__Exercise prompt__: Repeat the full listing below verbatim and keep the images out.
──────── Information shown ────────
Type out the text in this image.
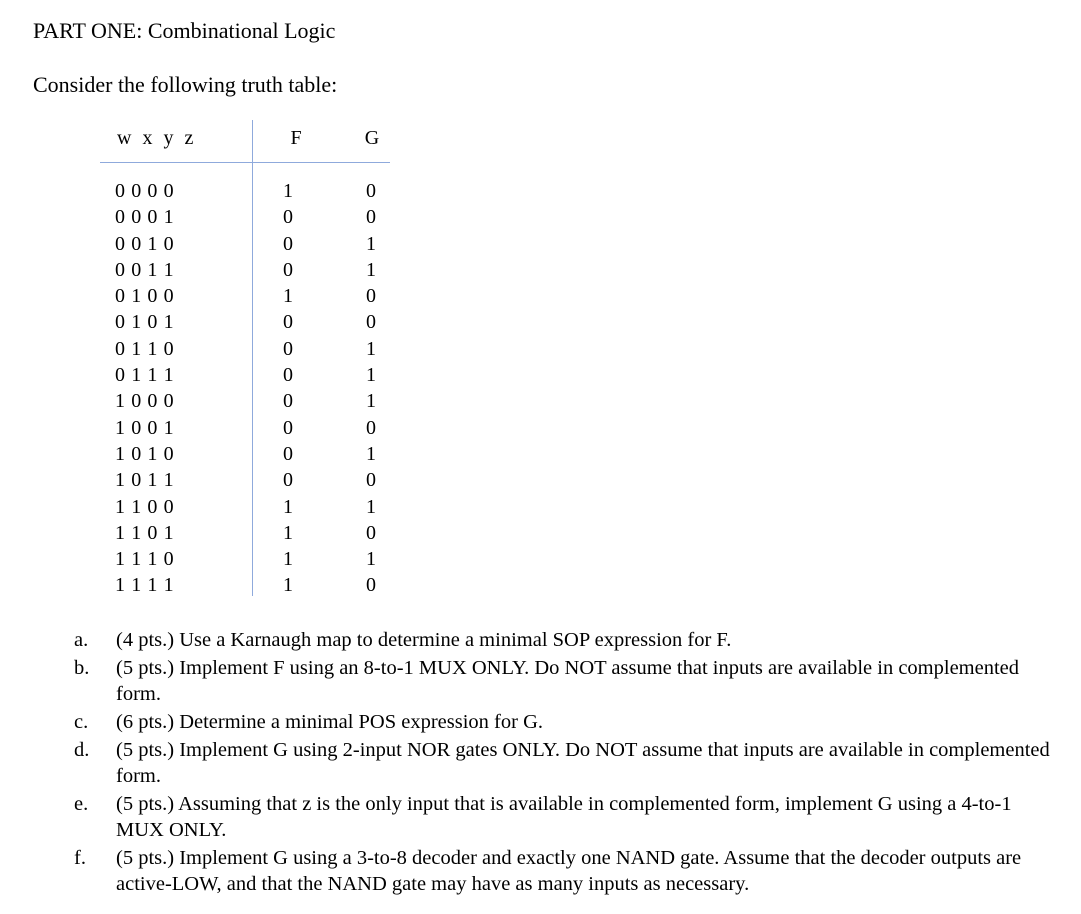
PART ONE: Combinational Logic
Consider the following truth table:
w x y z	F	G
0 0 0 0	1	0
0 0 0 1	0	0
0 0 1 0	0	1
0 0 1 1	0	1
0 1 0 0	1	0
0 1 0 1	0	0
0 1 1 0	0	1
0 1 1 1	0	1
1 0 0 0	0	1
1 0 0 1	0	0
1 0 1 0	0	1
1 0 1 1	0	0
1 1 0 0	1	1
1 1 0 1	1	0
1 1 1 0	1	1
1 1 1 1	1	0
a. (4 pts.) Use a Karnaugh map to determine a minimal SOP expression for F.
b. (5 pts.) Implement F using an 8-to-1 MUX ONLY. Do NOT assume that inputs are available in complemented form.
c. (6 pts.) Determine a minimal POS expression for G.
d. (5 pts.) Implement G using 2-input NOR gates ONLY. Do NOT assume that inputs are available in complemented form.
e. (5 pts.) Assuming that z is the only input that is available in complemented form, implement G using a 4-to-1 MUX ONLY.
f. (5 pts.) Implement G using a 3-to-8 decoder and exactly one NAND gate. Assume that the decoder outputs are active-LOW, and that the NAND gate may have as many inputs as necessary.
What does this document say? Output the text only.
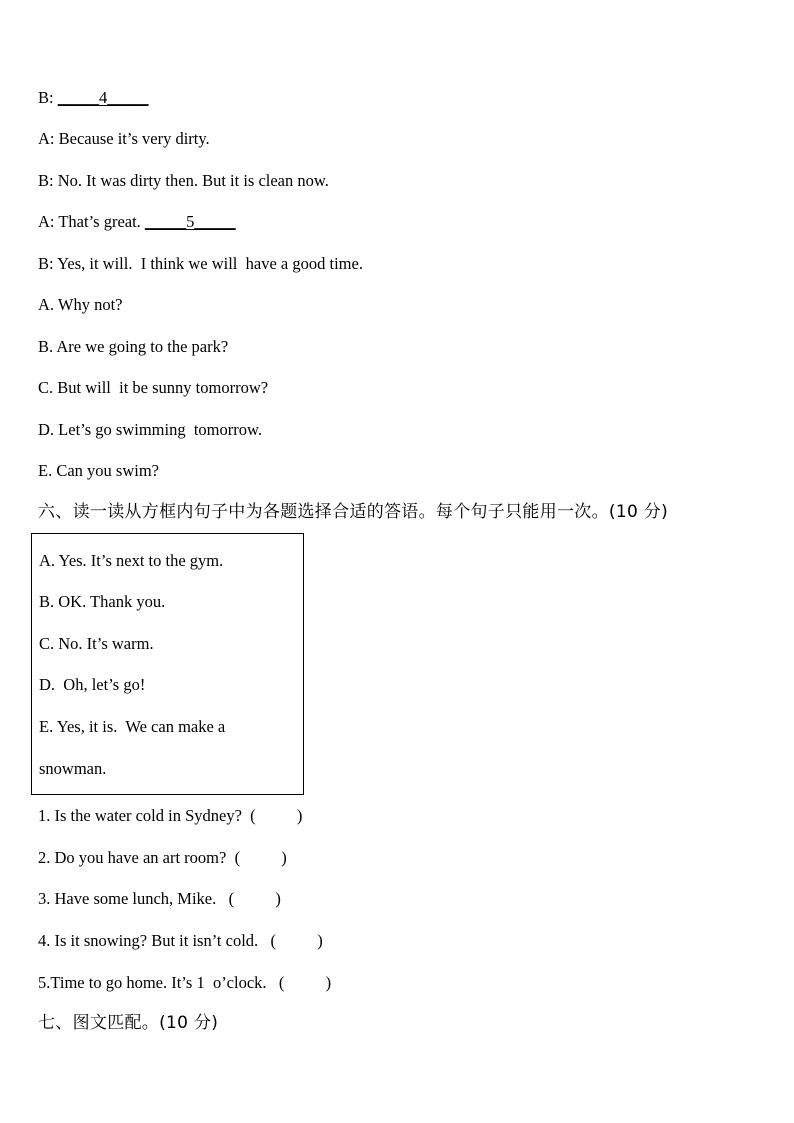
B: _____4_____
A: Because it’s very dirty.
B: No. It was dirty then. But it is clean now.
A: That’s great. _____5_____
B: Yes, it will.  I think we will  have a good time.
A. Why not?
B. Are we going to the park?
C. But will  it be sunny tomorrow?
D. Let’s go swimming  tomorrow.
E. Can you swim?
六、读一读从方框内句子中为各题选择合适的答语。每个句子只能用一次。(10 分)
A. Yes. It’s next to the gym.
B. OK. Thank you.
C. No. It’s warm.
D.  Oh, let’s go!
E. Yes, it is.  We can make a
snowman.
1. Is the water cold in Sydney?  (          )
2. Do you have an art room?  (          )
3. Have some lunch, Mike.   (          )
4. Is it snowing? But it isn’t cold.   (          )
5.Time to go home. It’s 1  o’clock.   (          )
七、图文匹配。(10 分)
────────
__Complete response__:
Type out the text in this image.
PART ONE: Combinational Logic
Consider the following truth table:
w x y z	F	G
0 0 0 0	1	0
0 0 0 1	0	0
0 0 1 0	0	1
0 0 1 1	0	1
0 1 0 0	1	0
0 1 0 1	0	0
0 1 1 0	0	1
0 1 1 1	0	1
1 0 0 0	0	1
1 0 0 1	0	0
1 0 1 0	0	1
1 0 1 1	0	0
1 1 0 0	1	1
1 1 0 1	1	0
1 1 1 0	1	1
1 1 1 1	1	0
a. (4 pts.) Use a Karnaugh map to determine a minimal SOP expression for F.
b. (5 pts.) Implement F using an 8-to-1 MUX ONLY. Do NOT assume that inputs are available in complemented form.
c. (6 pts.) Determine a minimal POS expression for G.
d. (5 pts.) Implement G using 2-input NOR gates ONLY. Do NOT assume that inputs are available in complemented form.
e. (5 pts.) Assuming that z is the only input that is available in complemented form, implement G using a 4-to-1 MUX ONLY.
f. (5 pts.) Implement G using a 3-to-8 decoder and exactly one NAND gate. Assume that the decoder outputs are active-LOW, and that the NAND gate may have as many inputs as necessary.
What does this document say? Output the text only.
B: _____4_____
A: Because it’s very dirty.
B: No. It was dirty then. But it is clean now.
A: That’s great. _____5_____
B: Yes, it will.  I think we will  have a good time.
A. Why not?
B. Are we going to the park?
C. But will  it be sunny tomorrow?
D. Let’s go swimming  tomorrow.
E. Can you swim?
六、读一读从方框内句子中为各题选择合适的答语。每个句子只能用一次。(10 分)
A. Yes. It’s next to the gym.
B. OK. Thank you.
C. No. It’s warm.
D.  Oh, let’s go!
E. Yes, it is.  We can make a
snowman.
1. Is the water cold in Sydney?  (          )
2. Do you have an art room?  (          )
3. Have some lunch, Mike.   (          )
4. Is it snowing? But it isn’t cold.   (          )
5.Time to go home. It’s 1  o’clock.   (          )
七、图文匹配。(10 分)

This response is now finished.